(Exercise directions) Please quote every line word for word.

Records from a collection:

/---

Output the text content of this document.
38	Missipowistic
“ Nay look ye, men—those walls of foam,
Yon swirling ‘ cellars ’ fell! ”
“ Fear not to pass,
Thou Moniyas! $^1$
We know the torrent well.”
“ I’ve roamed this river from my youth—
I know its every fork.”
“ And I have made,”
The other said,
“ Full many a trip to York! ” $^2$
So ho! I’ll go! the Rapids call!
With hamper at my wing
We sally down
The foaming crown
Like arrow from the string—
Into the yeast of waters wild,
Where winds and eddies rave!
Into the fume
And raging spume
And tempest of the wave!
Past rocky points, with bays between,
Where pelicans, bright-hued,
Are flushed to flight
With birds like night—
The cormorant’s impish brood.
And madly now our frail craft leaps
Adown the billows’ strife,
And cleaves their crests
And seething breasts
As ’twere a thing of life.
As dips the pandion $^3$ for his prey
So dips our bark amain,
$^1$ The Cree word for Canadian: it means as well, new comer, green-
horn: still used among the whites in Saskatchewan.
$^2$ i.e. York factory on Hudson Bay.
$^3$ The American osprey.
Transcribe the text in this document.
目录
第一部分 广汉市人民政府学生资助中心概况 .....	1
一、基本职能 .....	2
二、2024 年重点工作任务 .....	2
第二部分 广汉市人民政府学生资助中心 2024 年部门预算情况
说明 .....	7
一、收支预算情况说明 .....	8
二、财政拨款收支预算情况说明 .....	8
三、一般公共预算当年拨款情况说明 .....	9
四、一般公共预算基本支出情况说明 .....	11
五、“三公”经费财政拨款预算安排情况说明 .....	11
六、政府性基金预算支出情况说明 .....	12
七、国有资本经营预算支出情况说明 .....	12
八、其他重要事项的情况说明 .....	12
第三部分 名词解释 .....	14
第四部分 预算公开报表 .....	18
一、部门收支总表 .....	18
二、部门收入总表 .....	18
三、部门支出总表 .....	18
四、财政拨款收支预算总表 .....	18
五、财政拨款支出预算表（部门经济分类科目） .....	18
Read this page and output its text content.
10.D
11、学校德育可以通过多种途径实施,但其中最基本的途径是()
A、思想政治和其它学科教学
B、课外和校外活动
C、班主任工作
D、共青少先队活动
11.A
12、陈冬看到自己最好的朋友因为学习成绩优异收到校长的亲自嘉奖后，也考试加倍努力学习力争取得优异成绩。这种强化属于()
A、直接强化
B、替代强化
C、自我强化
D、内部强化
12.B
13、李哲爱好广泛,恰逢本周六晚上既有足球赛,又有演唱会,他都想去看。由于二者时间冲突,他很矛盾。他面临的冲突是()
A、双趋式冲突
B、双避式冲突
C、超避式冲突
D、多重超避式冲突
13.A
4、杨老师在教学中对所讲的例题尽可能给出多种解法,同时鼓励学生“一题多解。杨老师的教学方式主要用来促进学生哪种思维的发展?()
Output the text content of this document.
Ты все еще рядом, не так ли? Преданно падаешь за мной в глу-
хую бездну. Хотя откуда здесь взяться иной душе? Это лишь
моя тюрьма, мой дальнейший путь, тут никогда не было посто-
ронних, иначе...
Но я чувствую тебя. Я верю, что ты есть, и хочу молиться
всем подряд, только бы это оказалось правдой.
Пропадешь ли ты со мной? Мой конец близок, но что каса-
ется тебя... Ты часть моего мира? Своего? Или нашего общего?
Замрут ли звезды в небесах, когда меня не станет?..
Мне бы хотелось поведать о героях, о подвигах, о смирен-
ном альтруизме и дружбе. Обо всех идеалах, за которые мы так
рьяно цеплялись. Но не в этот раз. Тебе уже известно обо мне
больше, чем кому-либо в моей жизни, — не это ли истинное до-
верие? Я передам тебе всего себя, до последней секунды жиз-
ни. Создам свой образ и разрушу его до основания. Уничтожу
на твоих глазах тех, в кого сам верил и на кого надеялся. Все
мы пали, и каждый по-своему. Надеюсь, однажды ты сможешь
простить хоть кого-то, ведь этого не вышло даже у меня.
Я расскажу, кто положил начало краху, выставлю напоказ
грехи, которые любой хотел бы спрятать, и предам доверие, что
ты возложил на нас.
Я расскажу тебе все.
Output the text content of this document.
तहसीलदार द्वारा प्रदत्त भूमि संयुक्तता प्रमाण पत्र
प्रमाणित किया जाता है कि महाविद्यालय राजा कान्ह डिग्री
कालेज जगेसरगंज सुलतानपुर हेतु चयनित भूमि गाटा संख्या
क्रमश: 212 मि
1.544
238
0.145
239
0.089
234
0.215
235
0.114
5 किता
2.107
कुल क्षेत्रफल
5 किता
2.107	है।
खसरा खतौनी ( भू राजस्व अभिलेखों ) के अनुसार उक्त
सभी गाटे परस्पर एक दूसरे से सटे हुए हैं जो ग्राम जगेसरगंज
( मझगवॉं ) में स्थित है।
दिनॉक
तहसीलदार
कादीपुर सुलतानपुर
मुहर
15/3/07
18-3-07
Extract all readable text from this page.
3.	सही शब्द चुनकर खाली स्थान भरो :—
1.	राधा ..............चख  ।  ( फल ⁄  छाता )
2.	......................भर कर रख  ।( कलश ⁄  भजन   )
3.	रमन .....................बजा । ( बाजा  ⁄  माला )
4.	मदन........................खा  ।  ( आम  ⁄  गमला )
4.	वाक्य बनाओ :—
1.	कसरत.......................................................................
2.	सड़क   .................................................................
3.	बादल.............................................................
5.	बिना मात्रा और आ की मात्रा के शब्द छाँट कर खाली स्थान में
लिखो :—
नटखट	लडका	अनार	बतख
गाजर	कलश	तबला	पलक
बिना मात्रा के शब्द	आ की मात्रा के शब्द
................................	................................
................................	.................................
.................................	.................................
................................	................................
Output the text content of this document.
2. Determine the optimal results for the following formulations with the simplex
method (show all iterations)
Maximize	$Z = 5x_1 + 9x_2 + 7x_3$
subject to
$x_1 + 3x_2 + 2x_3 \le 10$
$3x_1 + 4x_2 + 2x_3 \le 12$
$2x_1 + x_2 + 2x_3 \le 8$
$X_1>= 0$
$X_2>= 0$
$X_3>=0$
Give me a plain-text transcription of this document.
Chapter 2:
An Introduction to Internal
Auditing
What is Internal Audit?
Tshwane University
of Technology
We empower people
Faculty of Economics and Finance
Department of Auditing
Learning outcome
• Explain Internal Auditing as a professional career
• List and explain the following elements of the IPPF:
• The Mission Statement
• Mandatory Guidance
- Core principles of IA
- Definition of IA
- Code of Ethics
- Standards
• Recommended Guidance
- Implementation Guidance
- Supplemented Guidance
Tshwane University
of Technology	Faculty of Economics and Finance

\---

(Full answer)
Output the text content of this document.
38	Missipowistic
“ Nay look ye, men—those walls of foam,
Yon swirling ‘ cellars ’ fell! ”
“ Fear not to pass,
Thou Moniyas! $^1$
We know the torrent well.”
“ I’ve roamed this river from my youth—
I know its every fork.”
“ And I have made,”
The other said,
“ Full many a trip to York! ” $^2$
So ho! I’ll go! the Rapids call!
With hamper at my wing
We sally down
The foaming crown
Like arrow from the string—
Into the yeast of waters wild,
Where winds and eddies rave!
Into the fume
And raging spume
And tempest of the wave!
Past rocky points, with bays between,
Where pelicans, bright-hued,
Are flushed to flight
With birds like night—
The cormorant’s impish brood.
And madly now our frail craft leaps
Adown the billows’ strife,
And cleaves their crests
And seething breasts
As ’twere a thing of life.
As dips the pandion $^3$ for his prey
So dips our bark amain,
$^1$ The Cree word for Canadian: it means as well, new comer, green-
horn: still used among the whites in Saskatchewan.
$^2$ i.e. York factory on Hudson Bay.
$^3$ The American osprey.
Transcribe the text in this document.
目录
第一部分 广汉市人民政府学生资助中心概况 .....	1
一、基本职能 .....	2
二、2024 年重点工作任务 .....	2
第二部分 广汉市人民政府学生资助中心 2024 年部门预算情况
说明 .....	7
一、收支预算情况说明 .....	8
二、财政拨款收支预算情况说明 .....	8
三、一般公共预算当年拨款情况说明 .....	9
四、一般公共预算基本支出情况说明 .....	11
五、“三公”经费财政拨款预算安排情况说明 .....	11
六、政府性基金预算支出情况说明 .....	12
七、国有资本经营预算支出情况说明 .....	12
八、其他重要事项的情况说明 .....	12
第三部分 名词解释 .....	14
第四部分 预算公开报表 .....	18
一、部门收支总表 .....	18
二、部门收入总表 .....	18
三、部门支出总表 .....	18
四、财政拨款收支预算总表 .....	18
五、财政拨款支出预算表（部门经济分类科目） .....	18
Read this page and output its text content.
10.D
11、学校德育可以通过多种途径实施,但其中最基本的途径是()
A、思想政治和其它学科教学
B、课外和校外活动
C、班主任工作
D、共青少先队活动
11.A
12、陈冬看到自己最好的朋友因为学习成绩优异收到校长的亲自嘉奖后，也考试加倍努力学习力争取得优异成绩。这种强化属于()
A、直接强化
B、替代强化
C、自我强化
D、内部强化
12.B
13、李哲爱好广泛,恰逢本周六晚上既有足球赛,又有演唱会,他都想去看。由于二者时间冲突,他很矛盾。他面临的冲突是()
A、双趋式冲突
B、双避式冲突
C、超避式冲突
D、多重超避式冲突
13.A
4、杨老师在教学中对所讲的例题尽可能给出多种解法,同时鼓励学生“一题多解。杨老师的教学方式主要用来促进学生哪种思维的发展?()
Output the text content of this document.
Ты все еще рядом, не так ли? Преданно падаешь за мной в глу-
хую бездну. Хотя откуда здесь взяться иной душе? Это лишь
моя тюрьма, мой дальнейший путь, тут никогда не было посто-
ронних, иначе...
Но я чувствую тебя. Я верю, что ты есть, и хочу молиться
всем подряд, только бы это оказалось правдой.
Пропадешь ли ты со мной? Мой конец близок, но что каса-
ется тебя... Ты часть моего мира? Своего? Или нашего общего?
Замрут ли звезды в небесах, когда меня не станет?..
Мне бы хотелось поведать о героях, о подвигах, о смирен-
ном альтруизме и дружбе. Обо всех идеалах, за которые мы так
рьяно цеплялись. Но не в этот раз. Тебе уже известно обо мне
больше, чем кому-либо в моей жизни, — не это ли истинное до-
верие? Я передам тебе всего себя, до последней секунды жиз-
ни. Создам свой образ и разрушу его до основания. Уничтожу
на твоих глазах тех, в кого сам верил и на кого надеялся. Все
мы пали, и каждый по-своему. Надеюсь, однажды ты сможешь
простить хоть кого-то, ведь этого не вышло даже у меня.
Я расскажу, кто положил начало краху, выставлю напоказ
грехи, которые любой хотел бы спрятать, и предам доверие, что
ты возложил на нас.
Я расскажу тебе все.
Output the text content of this document.
तहसीलदार द्वारा प्रदत्त भूमि संयुक्तता प्रमाण पत्र
प्रमाणित किया जाता है कि महाविद्यालय राजा कान्ह डिग्री
कालेज जगेसरगंज सुलतानपुर हेतु चयनित भूमि गाटा संख्या
क्रमश: 212 मि
1.544
238
0.145
239
0.089
234
0.215
235
0.114
5 किता
2.107
कुल क्षेत्रफल
5 किता
2.107	है।
खसरा खतौनी ( भू राजस्व अभिलेखों ) के अनुसार उक्त
सभी गाटे परस्पर एक दूसरे से सटे हुए हैं जो ग्राम जगेसरगंज
( मझगवॉं ) में स्थित है।
दिनॉक
तहसीलदार
कादीपुर सुलतानपुर
मुहर
15/3/07
18-3-07
Extract all readable text from this page.
3.	सही शब्द चुनकर खाली स्थान भरो :—
1.	राधा ..............चख  ।  ( फल ⁄  छाता )
2.	......................भर कर रख  ।( कलश ⁄  भजन   )
3.	रमन .....................बजा । ( बाजा  ⁄  माला )
4.	मदन........................खा  ।  ( आम  ⁄  गमला )
4.	वाक्य बनाओ :—
1.	कसरत.......................................................................
2.	सड़क   .................................................................
3.	बादल.............................................................
5.	बिना मात्रा और आ की मात्रा के शब्द छाँट कर खाली स्थान में
लिखो :—
नटखट	लडका	अनार	बतख
गाजर	कलश	तबला	पलक
बिना मात्रा के शब्द	आ की मात्रा के शब्द
................................	................................
................................	.................................
.................................	.................................
................................	................................
Output the text content of this document.
2. Determine the optimal results for the following formulations with the simplex
method (show all iterations)
Maximize	$Z = 5x_1 + 9x_2 + 7x_3$
subject to
$x_1 + 3x_2 + 2x_3 \le 10$
$3x_1 + 4x_2 + 2x_3 \le 12$
$2x_1 + x_2 + 2x_3 \le 8$
$X_1>= 0$
$X_2>= 0$
$X_3>=0$
Give me a plain-text transcription of this document.
Chapter 2:
An Introduction to Internal
Auditing
What is Internal Audit?
Tshwane University
of Technology
We empower people
Faculty of Economics and Finance
Department of Auditing
Learning outcome
• Explain Internal Auditing as a professional career
• List and explain the following elements of the IPPF:
• The Mission Statement
• Mandatory Guidance
- Core principles of IA
- Definition of IA
- Code of Ethics
- Standards
• Recommended Guidance
- Implementation Guidance
- Supplemented Guidance
Tshwane University
of Technology	Faculty of Economics and Finance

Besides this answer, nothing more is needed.